= Supplied records =
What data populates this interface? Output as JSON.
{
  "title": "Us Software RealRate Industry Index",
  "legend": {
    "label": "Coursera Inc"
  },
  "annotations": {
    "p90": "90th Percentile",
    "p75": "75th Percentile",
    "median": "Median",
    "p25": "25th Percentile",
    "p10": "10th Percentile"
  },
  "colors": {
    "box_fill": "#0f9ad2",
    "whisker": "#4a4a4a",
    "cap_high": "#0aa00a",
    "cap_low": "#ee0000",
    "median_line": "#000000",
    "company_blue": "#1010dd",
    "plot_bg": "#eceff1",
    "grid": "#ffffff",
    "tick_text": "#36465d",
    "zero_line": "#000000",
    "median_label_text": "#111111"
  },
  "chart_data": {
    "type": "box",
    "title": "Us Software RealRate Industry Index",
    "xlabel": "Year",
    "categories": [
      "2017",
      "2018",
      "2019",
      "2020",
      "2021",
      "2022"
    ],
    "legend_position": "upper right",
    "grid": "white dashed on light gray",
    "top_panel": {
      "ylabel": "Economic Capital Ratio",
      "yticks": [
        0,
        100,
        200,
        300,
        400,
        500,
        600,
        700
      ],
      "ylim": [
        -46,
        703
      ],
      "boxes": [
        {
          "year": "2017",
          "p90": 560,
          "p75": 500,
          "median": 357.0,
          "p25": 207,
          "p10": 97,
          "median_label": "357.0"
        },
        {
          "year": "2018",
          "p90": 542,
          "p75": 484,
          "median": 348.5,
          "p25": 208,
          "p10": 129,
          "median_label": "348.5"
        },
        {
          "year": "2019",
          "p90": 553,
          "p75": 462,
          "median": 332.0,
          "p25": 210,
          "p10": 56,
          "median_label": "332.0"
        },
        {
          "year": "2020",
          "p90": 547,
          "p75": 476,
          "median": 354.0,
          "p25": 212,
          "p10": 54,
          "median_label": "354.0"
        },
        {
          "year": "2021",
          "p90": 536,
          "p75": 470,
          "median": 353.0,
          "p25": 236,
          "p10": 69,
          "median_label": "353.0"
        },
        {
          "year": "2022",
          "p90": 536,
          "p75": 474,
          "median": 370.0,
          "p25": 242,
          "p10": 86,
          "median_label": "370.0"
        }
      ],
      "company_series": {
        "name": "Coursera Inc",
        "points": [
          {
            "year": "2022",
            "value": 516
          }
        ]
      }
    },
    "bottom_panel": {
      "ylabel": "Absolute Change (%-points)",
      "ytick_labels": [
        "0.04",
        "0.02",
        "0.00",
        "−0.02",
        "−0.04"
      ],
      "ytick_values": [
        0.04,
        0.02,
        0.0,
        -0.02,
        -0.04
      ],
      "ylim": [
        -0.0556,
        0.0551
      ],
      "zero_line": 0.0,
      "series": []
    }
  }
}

= To do =
Extract the full listing above without altering anything.

= Task solution =
What data populates this interface? Output as JSON.
{
  "title": "Us Software RealRate Industry Index",
  "legend": {
    "label": "Coursera Inc"
  },
  "annotations": {
    "p90": "90th Percentile",
    "p75": "75th Percentile",
    "median": "Median",
    "p25": "25th Percentile",
    "p10": "10th Percentile"
  },
  "colors": {
    "box_fill": "#0f9ad2",
    "whisker": "#4a4a4a",
    "cap_high": "#0aa00a",
    "cap_low": "#ee0000",
    "median_line": "#000000",
    "company_blue": "#1010dd",
    "plot_bg": "#eceff1",
    "grid": "#ffffff",
    "tick_text": "#36465d",
    "zero_line": "#000000",
    "median_label_text": "#111111"
  },
  "chart_data": {
    "type": "box",
    "title": "Us Software RealRate Industry Index",
    "xlabel": "Year",
    "categories": [
      "2017",
      "2018",
      "2019",
      "2020",
      "2021",
      "2022"
    ],
    "legend_position": "upper right",
    "grid": "white dashed on light gray",
    "top_panel": {
      "ylabel": "Economic Capital Ratio",
      "yticks": [
        0,
        100,
        200,
        300,
        400,
        500,
        600,
        700
      ],
      "ylim": [
        -46,
        703
      ],
      "boxes": [
        {
          "year": "2017",
          "p90": 560,
          "p75": 500,
          "median": 357.0,
          "p25": 207,
          "p10": 97,
          "median_label": "357.0"
        },
        {
          "year": "2018",
          "p90": 542,
          "p75": 484,
          "median": 348.5,
          "p25": 208,
          "p10": 129,
          "median_label": "348.5"
        },
        {
          "year": "2019",
          "p90": 553,
          "p75": 462,
          "median": 332.0,
          "p25": 210,
          "p10": 56,
          "median_label": "332.0"
        },
        {
          "year": "2020",
          "p90": 547,
          "p75": 476,
          "median": 354.0,
          "p25": 212,
          "p10": 54,
          "median_label": "354.0"
        },
        {
          "year": "2021",
          "p90": 536,
          "p75": 470,
          "median": 353.0,
          "p25": 236,
          "p10": 69,
          "median_label": "353.0"
        },
        {
          "year": "2022",
          "p90": 536,
          "p75": 474,
          "median": 370.0,
          "p25": 242,
          "p10": 86,
          "median_label": "370.0"
        }
      ],
      "company_series": {
        "name": "Coursera Inc",
        "points": [
          {
            "year": "2022",
            "value": 516
          }
        ]
      }
    },
    "bottom_panel": {
      "ylabel": "Absolute Change (%-points)",
      "ytick_labels": [
        "0.04",
        "0.02",
        "0.00",
        "−0.02",
        "−0.04"
      ],
      "ytick_values": [
        0.04,
        0.02,
        0.0,
        -0.02,
        -0.04
      ],
      "ylim": [
        -0.0556,
        0.0551
      ],
      "zero_line": 0.0,
      "series": []
    }
  }
}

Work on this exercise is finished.